# START OF GIVEN INFORMATION

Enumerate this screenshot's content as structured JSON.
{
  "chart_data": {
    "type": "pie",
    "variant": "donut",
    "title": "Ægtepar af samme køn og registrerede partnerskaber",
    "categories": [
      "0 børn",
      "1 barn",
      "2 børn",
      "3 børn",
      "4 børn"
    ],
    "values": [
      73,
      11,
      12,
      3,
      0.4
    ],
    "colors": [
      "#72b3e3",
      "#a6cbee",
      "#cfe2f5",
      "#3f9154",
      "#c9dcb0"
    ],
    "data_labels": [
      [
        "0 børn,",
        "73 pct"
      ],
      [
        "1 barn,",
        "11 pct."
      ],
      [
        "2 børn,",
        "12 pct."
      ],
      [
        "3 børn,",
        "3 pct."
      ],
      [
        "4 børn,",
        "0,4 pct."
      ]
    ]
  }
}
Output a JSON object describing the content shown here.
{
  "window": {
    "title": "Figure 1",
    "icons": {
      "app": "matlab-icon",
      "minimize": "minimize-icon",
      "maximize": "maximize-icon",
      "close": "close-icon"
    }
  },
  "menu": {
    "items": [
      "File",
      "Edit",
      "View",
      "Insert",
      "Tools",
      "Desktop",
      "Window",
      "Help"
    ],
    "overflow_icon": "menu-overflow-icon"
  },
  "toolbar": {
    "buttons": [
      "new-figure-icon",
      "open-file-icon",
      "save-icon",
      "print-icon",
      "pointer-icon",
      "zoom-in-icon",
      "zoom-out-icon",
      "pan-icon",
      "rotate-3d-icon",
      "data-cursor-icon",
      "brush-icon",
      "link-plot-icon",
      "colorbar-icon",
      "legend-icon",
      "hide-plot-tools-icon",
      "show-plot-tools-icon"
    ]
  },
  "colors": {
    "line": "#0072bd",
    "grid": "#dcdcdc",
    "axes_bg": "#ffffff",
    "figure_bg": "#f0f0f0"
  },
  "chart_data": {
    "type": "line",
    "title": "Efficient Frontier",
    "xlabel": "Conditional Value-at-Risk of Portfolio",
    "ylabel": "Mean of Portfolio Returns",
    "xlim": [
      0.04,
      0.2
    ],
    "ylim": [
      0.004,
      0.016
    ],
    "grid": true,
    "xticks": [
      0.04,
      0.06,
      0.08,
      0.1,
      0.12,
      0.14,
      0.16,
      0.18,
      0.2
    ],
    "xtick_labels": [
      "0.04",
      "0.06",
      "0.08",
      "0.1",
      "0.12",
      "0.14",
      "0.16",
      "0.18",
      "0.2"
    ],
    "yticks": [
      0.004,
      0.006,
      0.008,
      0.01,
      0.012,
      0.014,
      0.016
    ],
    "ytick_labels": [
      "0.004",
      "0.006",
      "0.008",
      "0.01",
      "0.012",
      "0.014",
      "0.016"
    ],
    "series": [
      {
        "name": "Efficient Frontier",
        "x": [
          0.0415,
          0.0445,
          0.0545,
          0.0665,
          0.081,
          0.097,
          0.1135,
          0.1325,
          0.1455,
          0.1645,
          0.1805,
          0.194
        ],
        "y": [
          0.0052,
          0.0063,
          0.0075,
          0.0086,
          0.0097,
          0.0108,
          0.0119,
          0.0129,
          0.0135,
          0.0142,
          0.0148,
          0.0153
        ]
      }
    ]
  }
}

# END OF GIVEN INFORMATION

- **WHAT YOU WILL DO**
Write the entries again, exactly as they stand.

- **RESPONSE TO THE TASK**
Enumerate this screenshot's content as structured JSON.
{
  "chart_data": {
    "type": "pie",
    "variant": "donut",
    "title": "Ægtepar af samme køn og registrerede partnerskaber",
    "categories": [
      "0 børn",
      "1 barn",
      "2 børn",
      "3 børn",
      "4 børn"
    ],
    "values": [
      73,
      11,
      12,
      3,
      0.4
    ],
    "colors": [
      "#72b3e3",
      "#a6cbee",
      "#cfe2f5",
      "#3f9154",
      "#c9dcb0"
    ],
    "data_labels": [
      [
        "0 børn,",
        "73 pct"
      ],
      [
        "1 barn,",
        "11 pct."
      ],
      [
        "2 børn,",
        "12 pct."
      ],
      [
        "3 børn,",
        "3 pct."
      ],
      [
        "4 børn,",
        "0,4 pct."
      ]
    ]
  }
}
Output a JSON object describing the content shown here.
{
  "window": {
    "title": "Figure 1",
    "icons": {
      "app": "matlab-icon",
      "minimize": "minimize-icon",
      "maximize": "maximize-icon",
      "close": "close-icon"
    }
  },
  "menu": {
    "items": [
      "File",
      "Edit",
      "View",
      "Insert",
      "Tools",
      "Desktop",
      "Window",
      "Help"
    ],
    "overflow_icon": "menu-overflow-icon"
  },
  "toolbar": {
    "buttons": [
      "new-figure-icon",
      "open-file-icon",
      "save-icon",
      "print-icon",
      "pointer-icon",
      "zoom-in-icon",
      "zoom-out-icon",
      "pan-icon",
      "rotate-3d-icon",
      "data-cursor-icon",
      "brush-icon",
      "link-plot-icon",
      "colorbar-icon",
      "legend-icon",
      "hide-plot-tools-icon",
      "show-plot-tools-icon"
    ]
  },
  "colors": {
    "line": "#0072bd",
    "grid": "#dcdcdc",
    "axes_bg": "#ffffff",
    "figure_bg": "#f0f0f0"
  },
  "chart_data": {
    "type": "line",
    "title": "Efficient Frontier",
    "xlabel": "Conditional Value-at-Risk of Portfolio",
    "ylabel": "Mean of Portfolio Returns",
    "xlim": [
      0.04,
      0.2
    ],
    "ylim": [
      0.004,
      0.016
    ],
    "grid": true,
    "xticks": [
      0.04,
      0.06,
      0.08,
      0.1,
      0.12,
      0.14,
      0.16,
      0.18,
      0.2
    ],
    "xtick_labels": [
      "0.04",
      "0.06",
      "0.08",
      "0.1",
      "0.12",
      "0.14",
      "0.16",
      "0.18",
      "0.2"
    ],
    "yticks": [
      0.004,
      0.006,
      0.008,
      0.01,
      0.012,
      0.014,
      0.016
    ],
    "ytick_labels": [
      "0.004",
      "0.006",
      "0.008",
      "0.01",
      "0.012",
      "0.014",
      "0.016"
    ],
    "series": [
      {
        "name": "Efficient Frontier",
        "x": [
          0.0415,
          0.0445,
          0.0545,
          0.0665,
          0.081,
          0.097,
          0.1135,
          0.1325,
          0.1455,
          0.1645,
          0.1805,
          0.194
        ],
        "y": [
          0.0052,
          0.0063,
          0.0075,
          0.0086,
          0.0097,
          0.0108,
          0.0119,
          0.0129,
          0.0135,
          0.0142,
          0.0148,
          0.0153
        ]
      }
    ]
  }
}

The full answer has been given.